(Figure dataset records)
══════════════════════════════

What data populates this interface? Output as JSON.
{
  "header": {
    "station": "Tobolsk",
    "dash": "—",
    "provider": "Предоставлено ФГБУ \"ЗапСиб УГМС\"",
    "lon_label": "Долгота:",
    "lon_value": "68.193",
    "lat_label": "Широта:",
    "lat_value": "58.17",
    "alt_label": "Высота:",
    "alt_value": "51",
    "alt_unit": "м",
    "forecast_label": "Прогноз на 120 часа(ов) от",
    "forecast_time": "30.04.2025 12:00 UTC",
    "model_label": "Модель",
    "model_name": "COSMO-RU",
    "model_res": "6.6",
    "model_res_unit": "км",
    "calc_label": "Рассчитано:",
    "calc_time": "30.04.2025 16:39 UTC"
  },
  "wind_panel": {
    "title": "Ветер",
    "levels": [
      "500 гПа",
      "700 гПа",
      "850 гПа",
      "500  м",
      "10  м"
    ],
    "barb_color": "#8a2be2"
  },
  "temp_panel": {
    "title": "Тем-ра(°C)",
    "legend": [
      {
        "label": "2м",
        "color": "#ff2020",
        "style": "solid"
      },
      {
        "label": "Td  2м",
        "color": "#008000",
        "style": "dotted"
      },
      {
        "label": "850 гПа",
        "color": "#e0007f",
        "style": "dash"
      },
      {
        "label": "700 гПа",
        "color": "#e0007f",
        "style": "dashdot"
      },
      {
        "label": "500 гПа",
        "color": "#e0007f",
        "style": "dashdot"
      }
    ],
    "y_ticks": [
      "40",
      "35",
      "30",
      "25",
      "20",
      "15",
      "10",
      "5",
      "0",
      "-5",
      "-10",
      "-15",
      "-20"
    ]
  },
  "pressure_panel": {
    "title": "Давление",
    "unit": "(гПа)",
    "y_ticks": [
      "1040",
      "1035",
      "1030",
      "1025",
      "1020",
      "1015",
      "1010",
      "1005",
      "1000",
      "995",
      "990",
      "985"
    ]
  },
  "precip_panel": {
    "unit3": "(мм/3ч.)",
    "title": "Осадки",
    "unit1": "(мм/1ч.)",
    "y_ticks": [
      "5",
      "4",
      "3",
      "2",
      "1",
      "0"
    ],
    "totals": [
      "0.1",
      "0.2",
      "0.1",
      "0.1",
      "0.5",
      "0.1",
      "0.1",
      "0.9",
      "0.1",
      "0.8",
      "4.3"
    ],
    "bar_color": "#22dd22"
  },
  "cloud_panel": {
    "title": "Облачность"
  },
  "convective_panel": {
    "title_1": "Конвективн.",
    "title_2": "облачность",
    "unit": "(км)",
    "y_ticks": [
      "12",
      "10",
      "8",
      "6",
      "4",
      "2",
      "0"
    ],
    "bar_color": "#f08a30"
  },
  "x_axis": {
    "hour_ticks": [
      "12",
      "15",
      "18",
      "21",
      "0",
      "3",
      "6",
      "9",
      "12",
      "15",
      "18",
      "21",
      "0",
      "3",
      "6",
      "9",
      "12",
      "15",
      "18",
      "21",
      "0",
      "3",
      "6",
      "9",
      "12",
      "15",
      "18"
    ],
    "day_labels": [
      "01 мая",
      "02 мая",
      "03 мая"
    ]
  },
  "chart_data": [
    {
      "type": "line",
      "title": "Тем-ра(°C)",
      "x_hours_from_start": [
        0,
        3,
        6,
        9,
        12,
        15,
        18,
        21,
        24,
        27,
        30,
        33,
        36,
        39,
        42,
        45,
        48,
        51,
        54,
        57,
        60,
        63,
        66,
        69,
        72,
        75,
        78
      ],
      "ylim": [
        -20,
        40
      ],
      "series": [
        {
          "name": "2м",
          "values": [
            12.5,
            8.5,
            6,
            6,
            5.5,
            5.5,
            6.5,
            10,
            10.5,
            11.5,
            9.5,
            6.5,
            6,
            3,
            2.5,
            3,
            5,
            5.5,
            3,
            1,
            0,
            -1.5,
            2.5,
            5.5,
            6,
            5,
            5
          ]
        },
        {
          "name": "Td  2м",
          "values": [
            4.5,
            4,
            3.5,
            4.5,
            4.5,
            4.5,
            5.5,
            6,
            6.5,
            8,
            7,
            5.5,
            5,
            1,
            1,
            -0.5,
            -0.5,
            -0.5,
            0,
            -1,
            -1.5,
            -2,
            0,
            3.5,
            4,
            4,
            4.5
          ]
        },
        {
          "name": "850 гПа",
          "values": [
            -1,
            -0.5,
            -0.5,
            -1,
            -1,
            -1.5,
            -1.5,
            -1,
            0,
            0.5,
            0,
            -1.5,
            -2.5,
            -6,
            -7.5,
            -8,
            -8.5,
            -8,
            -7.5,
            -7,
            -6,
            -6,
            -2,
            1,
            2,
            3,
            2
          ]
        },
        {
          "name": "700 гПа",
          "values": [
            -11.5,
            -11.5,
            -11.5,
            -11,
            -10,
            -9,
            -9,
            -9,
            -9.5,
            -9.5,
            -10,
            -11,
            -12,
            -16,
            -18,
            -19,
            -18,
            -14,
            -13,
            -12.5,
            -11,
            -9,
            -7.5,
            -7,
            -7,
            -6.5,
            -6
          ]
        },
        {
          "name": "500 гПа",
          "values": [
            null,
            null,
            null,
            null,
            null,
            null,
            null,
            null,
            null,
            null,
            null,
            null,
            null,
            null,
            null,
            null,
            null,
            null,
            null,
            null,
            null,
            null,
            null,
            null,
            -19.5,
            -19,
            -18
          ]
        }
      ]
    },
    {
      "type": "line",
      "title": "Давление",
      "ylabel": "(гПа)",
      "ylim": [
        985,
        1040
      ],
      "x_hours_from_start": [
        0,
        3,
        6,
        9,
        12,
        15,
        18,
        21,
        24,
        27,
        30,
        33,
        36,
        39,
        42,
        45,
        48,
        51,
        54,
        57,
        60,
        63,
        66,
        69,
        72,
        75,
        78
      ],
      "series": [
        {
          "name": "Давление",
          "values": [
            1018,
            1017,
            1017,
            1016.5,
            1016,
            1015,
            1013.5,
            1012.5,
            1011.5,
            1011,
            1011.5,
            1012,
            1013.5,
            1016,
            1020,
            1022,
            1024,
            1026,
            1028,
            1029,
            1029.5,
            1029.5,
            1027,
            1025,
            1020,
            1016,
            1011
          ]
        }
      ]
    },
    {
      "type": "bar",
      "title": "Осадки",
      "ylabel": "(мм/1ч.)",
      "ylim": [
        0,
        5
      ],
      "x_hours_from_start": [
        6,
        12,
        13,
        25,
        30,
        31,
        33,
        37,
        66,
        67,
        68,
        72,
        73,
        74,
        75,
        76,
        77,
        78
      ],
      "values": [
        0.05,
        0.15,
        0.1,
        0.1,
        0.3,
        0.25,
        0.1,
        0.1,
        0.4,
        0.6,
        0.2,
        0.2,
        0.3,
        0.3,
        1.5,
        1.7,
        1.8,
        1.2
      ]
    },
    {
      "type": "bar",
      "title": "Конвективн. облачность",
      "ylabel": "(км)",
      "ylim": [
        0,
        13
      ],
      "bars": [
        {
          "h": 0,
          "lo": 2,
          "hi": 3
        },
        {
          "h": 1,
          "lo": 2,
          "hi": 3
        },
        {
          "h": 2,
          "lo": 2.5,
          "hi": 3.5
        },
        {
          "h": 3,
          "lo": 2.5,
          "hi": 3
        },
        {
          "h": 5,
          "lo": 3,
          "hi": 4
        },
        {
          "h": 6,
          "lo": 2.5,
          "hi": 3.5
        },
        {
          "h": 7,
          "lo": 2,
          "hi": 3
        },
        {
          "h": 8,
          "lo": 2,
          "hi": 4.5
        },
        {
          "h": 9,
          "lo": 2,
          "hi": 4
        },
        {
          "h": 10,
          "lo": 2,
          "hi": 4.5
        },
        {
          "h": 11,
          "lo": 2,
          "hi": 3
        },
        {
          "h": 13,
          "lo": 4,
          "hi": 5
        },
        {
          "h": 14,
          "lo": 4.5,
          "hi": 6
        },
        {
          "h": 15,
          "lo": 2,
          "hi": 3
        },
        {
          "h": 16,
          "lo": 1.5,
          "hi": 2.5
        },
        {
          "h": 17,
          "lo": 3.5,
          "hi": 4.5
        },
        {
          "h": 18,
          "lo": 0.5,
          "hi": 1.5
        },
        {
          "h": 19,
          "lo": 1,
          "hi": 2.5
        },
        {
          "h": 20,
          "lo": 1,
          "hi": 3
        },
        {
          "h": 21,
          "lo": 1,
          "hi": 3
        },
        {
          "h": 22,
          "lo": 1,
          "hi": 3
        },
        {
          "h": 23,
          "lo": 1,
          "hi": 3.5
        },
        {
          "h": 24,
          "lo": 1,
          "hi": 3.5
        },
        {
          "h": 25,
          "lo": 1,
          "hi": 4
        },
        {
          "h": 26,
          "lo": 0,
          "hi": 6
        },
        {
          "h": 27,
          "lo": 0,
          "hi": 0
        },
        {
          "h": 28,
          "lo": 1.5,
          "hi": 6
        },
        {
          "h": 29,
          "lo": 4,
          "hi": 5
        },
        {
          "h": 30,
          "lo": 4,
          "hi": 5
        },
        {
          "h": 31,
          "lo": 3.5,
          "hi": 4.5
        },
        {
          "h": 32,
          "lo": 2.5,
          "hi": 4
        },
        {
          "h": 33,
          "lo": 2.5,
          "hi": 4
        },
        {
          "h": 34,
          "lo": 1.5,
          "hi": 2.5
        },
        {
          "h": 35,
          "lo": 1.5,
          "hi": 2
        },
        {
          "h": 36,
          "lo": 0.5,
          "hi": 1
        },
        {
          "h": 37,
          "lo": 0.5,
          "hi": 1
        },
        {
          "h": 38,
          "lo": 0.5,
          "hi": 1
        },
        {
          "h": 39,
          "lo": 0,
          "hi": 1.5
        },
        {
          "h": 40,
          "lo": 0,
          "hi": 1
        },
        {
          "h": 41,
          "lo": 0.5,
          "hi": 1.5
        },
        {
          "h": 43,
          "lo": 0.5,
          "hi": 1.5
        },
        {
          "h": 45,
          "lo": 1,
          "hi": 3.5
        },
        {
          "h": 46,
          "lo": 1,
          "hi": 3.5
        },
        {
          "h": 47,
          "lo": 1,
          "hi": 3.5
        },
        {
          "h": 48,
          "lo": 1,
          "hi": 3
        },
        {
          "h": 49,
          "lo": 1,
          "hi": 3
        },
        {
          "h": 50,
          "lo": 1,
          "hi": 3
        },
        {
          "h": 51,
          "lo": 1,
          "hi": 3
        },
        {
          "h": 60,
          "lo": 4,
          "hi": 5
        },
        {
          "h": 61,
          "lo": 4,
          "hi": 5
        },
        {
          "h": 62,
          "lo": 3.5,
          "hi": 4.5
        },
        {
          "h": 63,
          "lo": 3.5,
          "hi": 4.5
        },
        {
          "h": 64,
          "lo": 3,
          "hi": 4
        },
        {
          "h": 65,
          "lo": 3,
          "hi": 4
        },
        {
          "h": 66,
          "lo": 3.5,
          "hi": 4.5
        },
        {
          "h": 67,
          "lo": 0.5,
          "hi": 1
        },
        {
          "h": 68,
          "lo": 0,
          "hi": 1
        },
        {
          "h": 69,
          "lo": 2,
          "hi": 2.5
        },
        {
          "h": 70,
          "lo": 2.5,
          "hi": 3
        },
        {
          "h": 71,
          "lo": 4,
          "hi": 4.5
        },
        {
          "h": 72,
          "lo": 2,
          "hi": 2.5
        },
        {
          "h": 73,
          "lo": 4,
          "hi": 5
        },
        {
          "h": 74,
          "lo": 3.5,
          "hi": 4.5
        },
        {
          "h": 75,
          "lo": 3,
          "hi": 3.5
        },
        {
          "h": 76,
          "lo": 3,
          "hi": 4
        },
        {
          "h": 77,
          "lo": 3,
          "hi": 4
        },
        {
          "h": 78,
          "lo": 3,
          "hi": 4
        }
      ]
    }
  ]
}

══════════════════════════════

Some lines of the data may hold the word "style". Say how many do, with nothing else.

5